*RECORDS FOR PROCESSING*.
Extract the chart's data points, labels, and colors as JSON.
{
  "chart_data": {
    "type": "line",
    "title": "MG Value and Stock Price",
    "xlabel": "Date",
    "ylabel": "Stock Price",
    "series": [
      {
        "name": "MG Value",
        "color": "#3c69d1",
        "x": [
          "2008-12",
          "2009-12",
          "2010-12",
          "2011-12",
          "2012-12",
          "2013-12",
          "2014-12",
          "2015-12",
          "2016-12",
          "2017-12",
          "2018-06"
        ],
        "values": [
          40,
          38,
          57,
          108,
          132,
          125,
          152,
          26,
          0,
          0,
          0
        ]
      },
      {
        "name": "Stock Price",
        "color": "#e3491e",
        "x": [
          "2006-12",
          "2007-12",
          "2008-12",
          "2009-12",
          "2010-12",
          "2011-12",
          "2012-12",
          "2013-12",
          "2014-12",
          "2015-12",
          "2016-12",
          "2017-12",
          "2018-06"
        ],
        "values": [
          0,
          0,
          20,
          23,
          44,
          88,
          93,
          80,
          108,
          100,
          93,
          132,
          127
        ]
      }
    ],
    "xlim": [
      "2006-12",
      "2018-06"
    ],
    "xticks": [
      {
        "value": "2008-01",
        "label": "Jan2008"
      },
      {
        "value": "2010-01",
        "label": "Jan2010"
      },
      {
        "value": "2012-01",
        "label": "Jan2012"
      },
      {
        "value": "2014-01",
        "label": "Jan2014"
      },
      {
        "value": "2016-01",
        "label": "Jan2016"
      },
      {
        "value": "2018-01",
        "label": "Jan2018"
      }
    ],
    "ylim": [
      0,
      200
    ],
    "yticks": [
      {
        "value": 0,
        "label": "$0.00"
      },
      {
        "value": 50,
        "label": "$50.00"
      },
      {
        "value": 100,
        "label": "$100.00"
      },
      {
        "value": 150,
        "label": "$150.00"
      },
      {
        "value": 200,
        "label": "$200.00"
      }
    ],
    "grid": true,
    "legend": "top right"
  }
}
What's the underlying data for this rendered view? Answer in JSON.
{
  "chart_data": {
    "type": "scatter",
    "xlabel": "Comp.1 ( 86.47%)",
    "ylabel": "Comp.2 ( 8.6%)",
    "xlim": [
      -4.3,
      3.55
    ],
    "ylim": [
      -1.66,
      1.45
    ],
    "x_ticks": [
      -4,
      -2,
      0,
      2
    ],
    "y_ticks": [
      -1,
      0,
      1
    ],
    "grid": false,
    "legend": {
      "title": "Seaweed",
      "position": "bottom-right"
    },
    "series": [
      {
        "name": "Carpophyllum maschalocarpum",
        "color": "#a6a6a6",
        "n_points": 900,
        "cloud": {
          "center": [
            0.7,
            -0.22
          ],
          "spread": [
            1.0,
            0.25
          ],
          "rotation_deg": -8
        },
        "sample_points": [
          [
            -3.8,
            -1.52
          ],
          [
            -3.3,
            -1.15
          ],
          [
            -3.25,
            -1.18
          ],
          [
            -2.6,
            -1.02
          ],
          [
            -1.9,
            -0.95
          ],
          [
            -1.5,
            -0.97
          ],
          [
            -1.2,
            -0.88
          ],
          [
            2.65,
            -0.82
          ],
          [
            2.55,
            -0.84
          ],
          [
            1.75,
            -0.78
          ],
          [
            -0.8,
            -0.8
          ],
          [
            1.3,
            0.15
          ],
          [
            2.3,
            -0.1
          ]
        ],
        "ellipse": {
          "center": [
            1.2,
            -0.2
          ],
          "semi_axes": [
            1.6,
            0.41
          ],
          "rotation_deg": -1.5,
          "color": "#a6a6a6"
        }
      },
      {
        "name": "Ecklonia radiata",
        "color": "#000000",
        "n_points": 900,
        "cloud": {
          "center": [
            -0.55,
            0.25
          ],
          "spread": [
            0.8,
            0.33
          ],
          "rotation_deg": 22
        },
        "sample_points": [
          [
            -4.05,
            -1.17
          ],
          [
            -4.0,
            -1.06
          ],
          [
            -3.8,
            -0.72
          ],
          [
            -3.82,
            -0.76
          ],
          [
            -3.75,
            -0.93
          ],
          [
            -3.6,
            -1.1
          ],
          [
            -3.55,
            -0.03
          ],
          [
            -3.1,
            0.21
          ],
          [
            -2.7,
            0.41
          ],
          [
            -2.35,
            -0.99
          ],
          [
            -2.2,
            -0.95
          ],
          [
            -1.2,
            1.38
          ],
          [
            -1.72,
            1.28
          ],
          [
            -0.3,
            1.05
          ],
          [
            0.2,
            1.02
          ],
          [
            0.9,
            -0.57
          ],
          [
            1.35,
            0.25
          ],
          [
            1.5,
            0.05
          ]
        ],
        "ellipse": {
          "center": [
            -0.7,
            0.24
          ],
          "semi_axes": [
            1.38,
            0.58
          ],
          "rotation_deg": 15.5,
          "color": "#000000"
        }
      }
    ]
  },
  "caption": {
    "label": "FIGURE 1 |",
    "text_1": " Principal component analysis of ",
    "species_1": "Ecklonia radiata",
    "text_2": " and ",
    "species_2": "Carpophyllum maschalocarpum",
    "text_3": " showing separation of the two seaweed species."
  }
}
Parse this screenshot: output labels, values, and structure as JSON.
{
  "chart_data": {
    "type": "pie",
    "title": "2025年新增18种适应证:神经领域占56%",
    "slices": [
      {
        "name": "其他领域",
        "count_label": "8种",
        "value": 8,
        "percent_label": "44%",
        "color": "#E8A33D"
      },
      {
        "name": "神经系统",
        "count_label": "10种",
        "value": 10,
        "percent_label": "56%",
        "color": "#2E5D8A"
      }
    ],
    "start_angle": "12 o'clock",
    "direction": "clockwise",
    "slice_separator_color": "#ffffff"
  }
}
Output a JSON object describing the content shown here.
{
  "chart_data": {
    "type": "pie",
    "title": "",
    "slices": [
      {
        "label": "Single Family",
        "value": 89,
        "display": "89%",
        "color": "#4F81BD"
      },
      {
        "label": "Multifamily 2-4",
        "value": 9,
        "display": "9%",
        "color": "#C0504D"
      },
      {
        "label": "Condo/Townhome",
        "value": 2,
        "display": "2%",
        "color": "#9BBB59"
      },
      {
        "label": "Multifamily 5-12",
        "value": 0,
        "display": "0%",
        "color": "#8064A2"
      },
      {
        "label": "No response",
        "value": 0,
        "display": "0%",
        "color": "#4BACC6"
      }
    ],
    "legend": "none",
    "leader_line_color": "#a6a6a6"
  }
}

*GIVEN INSTRUCTION*. Tell how many lines above contain the word "Price". Give the number alone.

*FULL OUTPUT*. 3